[Records from a collection]
▶

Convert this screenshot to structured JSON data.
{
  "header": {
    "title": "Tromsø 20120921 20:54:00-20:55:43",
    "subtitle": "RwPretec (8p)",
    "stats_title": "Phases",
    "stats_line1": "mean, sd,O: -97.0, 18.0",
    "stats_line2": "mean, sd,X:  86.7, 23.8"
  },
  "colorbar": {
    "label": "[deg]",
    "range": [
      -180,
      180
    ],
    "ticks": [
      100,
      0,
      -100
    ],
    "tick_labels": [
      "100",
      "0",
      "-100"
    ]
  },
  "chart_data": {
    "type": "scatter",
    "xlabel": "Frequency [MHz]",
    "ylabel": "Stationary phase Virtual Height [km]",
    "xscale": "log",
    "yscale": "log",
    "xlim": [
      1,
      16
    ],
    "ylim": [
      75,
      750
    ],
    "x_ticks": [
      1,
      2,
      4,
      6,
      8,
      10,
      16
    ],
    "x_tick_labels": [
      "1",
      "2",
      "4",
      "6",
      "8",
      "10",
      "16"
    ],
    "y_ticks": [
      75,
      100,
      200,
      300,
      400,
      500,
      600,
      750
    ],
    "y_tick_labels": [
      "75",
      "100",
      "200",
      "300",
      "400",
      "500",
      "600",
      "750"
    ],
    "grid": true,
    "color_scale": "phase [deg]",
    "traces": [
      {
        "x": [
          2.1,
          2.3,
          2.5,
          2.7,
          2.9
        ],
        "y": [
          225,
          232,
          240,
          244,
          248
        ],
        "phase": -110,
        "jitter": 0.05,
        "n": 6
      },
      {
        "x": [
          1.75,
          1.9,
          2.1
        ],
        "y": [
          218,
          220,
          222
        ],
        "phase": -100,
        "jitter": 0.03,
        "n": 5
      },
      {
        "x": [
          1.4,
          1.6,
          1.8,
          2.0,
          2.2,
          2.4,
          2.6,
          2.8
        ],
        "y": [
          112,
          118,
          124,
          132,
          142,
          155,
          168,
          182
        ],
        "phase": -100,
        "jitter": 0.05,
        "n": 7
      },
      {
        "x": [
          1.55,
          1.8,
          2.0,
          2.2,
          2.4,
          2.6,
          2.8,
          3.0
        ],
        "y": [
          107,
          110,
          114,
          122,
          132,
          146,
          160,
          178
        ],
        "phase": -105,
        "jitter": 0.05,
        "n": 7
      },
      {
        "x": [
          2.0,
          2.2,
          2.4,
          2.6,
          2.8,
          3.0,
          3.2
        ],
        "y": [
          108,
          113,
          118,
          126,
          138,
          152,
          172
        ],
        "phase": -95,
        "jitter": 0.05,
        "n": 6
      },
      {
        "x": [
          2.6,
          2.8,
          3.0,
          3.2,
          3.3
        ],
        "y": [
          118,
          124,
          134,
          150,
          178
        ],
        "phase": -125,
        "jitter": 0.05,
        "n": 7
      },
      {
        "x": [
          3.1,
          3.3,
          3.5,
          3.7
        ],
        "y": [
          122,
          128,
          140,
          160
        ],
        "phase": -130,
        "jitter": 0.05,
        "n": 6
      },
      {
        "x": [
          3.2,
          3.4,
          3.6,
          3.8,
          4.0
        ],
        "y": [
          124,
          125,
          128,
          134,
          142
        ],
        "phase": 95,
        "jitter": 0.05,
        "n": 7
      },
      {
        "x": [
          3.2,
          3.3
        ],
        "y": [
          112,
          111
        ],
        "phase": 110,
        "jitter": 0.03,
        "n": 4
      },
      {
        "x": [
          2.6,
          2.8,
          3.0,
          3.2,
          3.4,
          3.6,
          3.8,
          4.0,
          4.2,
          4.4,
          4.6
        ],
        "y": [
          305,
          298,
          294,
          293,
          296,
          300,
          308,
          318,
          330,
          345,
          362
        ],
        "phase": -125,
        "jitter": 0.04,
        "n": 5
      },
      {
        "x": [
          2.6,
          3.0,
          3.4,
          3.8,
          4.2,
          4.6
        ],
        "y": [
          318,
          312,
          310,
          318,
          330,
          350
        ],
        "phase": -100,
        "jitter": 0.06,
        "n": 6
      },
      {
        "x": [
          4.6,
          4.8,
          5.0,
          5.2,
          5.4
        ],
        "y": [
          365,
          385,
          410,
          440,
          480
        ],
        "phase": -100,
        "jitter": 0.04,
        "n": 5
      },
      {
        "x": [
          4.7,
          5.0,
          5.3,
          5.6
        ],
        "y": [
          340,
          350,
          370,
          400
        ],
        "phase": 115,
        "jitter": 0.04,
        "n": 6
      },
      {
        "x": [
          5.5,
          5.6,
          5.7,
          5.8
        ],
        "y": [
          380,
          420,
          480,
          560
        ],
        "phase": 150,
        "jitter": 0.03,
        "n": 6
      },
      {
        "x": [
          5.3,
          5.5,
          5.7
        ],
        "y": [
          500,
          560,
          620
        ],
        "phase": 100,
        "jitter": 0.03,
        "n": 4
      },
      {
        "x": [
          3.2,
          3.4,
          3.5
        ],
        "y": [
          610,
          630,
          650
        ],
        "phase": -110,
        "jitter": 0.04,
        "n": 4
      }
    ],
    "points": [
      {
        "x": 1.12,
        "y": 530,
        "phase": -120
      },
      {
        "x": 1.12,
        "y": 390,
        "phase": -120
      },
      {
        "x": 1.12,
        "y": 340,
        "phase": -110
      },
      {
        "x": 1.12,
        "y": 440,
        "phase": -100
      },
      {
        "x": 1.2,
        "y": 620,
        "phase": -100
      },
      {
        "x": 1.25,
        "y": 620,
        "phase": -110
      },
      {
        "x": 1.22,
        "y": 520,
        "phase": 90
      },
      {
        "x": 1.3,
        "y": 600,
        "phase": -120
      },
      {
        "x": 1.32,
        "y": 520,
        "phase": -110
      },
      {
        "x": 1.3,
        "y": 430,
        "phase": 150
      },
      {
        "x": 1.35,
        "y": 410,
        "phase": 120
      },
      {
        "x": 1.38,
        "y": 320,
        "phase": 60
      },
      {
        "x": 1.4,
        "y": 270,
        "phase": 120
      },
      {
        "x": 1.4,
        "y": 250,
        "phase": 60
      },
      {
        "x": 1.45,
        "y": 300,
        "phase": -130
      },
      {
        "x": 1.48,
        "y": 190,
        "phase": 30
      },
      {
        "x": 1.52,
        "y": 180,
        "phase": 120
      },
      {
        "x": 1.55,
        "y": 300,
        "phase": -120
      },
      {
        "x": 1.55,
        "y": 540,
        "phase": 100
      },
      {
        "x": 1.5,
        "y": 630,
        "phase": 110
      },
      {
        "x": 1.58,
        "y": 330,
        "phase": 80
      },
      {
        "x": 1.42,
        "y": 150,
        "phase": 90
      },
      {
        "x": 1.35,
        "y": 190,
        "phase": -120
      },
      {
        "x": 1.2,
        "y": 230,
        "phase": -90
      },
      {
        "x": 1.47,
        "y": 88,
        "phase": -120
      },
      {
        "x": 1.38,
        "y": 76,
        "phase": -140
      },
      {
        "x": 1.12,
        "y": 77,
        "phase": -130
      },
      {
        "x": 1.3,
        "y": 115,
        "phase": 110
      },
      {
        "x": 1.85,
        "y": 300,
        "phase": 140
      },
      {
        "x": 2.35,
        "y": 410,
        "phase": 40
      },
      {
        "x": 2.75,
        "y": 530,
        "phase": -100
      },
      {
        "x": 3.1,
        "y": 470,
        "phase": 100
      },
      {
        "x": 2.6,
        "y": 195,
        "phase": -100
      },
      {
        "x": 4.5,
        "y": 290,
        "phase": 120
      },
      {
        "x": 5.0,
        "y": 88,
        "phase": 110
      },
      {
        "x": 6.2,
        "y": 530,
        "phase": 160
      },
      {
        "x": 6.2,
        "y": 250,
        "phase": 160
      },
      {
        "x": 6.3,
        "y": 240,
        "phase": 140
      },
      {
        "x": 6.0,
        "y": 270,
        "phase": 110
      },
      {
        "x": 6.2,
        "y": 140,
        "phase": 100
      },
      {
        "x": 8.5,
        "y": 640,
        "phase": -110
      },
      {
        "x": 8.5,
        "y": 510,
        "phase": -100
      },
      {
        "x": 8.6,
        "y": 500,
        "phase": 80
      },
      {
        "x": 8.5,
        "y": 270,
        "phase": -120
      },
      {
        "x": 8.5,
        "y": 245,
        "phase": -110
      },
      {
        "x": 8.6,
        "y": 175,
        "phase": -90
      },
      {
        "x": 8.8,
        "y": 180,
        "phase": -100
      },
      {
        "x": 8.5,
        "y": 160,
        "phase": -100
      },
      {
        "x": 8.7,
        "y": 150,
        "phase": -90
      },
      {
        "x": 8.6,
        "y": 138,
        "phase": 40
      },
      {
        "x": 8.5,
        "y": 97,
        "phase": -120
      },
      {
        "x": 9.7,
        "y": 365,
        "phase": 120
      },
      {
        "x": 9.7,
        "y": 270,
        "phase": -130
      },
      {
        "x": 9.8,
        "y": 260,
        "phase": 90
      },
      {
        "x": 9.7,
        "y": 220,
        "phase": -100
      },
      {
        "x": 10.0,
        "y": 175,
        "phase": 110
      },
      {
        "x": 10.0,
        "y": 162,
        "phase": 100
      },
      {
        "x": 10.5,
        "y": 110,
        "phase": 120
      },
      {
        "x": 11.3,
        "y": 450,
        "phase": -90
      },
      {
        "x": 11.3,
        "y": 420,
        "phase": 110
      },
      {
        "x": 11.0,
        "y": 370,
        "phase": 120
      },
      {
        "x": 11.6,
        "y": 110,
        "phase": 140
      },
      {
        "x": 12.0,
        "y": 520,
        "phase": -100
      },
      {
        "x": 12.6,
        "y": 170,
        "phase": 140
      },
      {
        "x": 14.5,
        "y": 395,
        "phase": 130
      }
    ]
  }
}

◀

WORK TO DO: Track down every line with the word "mean" and copy it.

THE REPLY:
    "stats_line1": "mean, sd,O: -97.0, 18.0",
    "stats_line2": "mean, sd,X:  86.7, 23.8"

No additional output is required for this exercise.